[Collected data entries]
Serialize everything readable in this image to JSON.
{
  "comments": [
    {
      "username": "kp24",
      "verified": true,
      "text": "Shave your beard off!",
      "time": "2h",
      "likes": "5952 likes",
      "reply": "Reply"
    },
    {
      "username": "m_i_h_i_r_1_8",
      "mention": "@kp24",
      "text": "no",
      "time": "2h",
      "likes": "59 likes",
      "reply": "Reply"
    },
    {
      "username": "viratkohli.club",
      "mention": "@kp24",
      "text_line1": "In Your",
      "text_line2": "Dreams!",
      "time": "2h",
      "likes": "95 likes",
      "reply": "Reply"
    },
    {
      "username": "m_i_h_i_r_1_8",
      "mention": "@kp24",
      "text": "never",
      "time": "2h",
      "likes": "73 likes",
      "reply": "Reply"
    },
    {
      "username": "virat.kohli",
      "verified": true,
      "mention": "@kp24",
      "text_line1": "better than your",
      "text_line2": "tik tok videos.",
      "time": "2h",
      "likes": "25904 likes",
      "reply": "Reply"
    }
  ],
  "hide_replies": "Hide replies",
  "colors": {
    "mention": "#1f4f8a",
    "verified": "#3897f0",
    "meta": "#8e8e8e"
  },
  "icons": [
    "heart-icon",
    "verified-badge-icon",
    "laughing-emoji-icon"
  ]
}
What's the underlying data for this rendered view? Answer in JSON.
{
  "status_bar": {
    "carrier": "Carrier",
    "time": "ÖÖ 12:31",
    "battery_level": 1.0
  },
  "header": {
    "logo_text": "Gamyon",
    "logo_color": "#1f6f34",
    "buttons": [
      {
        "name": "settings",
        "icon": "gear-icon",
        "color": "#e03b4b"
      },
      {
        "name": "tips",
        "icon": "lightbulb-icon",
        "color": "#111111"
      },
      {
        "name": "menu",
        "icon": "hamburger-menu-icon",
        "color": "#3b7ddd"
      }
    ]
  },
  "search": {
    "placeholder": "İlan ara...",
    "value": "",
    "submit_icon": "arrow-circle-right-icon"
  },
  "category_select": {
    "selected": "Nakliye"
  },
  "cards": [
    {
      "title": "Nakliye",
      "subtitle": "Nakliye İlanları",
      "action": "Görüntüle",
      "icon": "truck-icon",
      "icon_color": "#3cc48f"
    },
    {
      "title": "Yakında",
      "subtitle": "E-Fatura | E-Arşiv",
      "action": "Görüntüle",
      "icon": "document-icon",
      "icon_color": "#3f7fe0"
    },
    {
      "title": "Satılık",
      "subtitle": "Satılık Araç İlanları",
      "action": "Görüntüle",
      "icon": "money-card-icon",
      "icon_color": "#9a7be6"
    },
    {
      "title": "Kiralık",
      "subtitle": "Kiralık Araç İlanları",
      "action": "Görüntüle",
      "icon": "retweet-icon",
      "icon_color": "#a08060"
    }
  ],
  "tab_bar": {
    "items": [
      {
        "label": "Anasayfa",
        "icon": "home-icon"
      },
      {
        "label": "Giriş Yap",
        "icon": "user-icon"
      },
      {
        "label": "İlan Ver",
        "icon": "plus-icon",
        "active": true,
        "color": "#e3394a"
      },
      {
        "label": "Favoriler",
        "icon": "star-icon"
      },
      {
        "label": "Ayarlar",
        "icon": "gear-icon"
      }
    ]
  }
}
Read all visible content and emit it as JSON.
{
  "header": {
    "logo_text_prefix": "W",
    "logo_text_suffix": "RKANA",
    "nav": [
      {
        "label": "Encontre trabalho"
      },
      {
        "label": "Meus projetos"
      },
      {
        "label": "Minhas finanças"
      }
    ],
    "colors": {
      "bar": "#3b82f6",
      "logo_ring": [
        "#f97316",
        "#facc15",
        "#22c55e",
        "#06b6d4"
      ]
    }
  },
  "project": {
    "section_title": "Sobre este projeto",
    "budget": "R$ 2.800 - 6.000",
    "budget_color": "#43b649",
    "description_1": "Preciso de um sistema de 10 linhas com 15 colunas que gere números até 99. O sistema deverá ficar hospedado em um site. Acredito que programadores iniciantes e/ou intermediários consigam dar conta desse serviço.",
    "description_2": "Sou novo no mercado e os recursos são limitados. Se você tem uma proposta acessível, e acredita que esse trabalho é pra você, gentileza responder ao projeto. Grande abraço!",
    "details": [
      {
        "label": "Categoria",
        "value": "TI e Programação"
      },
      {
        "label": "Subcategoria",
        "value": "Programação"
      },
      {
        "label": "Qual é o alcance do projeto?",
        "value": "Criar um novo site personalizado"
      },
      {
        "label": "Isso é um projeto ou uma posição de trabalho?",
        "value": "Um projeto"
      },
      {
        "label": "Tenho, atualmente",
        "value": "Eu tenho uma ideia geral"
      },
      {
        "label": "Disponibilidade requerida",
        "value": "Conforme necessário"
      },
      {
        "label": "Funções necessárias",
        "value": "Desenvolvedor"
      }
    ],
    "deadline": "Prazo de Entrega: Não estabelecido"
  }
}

• **OBJECTIVE**:
Using the listing above, pull out all lines that hold the word "subtitle".

• **SOLUTION TO THE PROBLEM**:
      "subtitle": "Nakliye İlanları",
      "subtitle": "E-Fatura | E-Arşiv",
      "subtitle": "Satılık Araç İlanları",
      "subtitle": "Kiralık Araç İlanları",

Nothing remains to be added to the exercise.